• **What the task asks**
Return all the data, word for word.

• **Data in this exercise**
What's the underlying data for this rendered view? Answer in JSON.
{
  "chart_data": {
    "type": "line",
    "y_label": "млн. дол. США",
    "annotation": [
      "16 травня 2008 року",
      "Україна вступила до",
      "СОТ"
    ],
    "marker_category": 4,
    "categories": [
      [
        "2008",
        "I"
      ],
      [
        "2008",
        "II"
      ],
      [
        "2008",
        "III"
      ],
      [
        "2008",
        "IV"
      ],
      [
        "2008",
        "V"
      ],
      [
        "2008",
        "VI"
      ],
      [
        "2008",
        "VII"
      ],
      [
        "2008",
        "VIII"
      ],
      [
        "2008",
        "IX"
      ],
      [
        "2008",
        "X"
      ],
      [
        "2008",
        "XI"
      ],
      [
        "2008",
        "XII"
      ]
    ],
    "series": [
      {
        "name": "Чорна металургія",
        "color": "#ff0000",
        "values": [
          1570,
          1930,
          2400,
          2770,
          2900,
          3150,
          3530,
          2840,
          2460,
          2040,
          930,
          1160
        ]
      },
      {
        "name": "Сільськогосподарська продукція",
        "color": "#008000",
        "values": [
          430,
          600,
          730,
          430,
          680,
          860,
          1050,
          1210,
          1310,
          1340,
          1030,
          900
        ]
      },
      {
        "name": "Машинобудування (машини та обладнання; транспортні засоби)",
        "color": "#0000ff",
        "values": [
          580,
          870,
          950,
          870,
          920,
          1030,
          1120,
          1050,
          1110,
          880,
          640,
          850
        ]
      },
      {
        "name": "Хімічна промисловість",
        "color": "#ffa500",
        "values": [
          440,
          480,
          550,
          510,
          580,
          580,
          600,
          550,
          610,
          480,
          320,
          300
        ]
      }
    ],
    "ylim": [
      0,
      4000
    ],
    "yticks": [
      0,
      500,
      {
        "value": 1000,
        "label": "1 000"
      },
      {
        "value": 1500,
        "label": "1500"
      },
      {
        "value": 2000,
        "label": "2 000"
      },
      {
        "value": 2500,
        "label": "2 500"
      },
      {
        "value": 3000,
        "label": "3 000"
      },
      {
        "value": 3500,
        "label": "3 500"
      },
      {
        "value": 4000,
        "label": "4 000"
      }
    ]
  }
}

• **Exercise response**
What's the underlying data for this rendered view? Answer in JSON.
{
  "chart_data": {
    "type": "line",
    "y_label": "млн. дол. США",
    "annotation": [
      "16 травня 2008 року",
      "Україна вступила до",
      "СОТ"
    ],
    "marker_category": 4,
    "categories": [
      [
        "2008",
        "I"
      ],
      [
        "2008",
        "II"
      ],
      [
        "2008",
        "III"
      ],
      [
        "2008",
        "IV"
      ],
      [
        "2008",
        "V"
      ],
      [
        "2008",
        "VI"
      ],
      [
        "2008",
        "VII"
      ],
      [
        "2008",
        "VIII"
      ],
      [
        "2008",
        "IX"
      ],
      [
        "2008",
        "X"
      ],
      [
        "2008",
        "XI"
      ],
      [
        "2008",
        "XII"
      ]
    ],
    "series": [
      {
        "name": "Чорна металургія",
        "color": "#ff0000",
        "values": [
          1570,
          1930,
          2400,
          2770,
          2900,
          3150,
          3530,
          2840,
          2460,
          2040,
          930,
          1160
        ]
      },
      {
        "name": "Сільськогосподарська продукція",
        "color": "#008000",
        "values": [
          430,
          600,
          730,
          430,
          680,
          860,
          1050,
          1210,
          1310,
          1340,
          1030,
          900
        ]
      },
      {
        "name": "Машинобудування (машини та обладнання; транспортні засоби)",
        "color": "#0000ff",
        "values": [
          580,
          870,
          950,
          870,
          920,
          1030,
          1120,
          1050,
          1110,
          880,
          640,
          850
        ]
      },
      {
        "name": "Хімічна промисловість",
        "color": "#ffa500",
        "values": [
          440,
          480,
          550,
          510,
          580,
          580,
          600,
          550,
          610,
          480,
          320,
          300
        ]
      }
    ],
    "ylim": [
      0,
      4000
    ],
    "yticks": [
      0,
      500,
      {
        "value": 1000,
        "label": "1 000"
      },
      {
        "value": 1500,
        "label": "1500"
      },
      {
        "value": 2000,
        "label": "2 000"
      },
      {
        "value": 2500,
        "label": "2 500"
      },
      {
        "value": 3000,
        "label": "3 000"
      },
      {
        "value": 3500,
        "label": "3 500"
      },
      {
        "value": 4000,
        "label": "4 000"
      }
    ]
  }
}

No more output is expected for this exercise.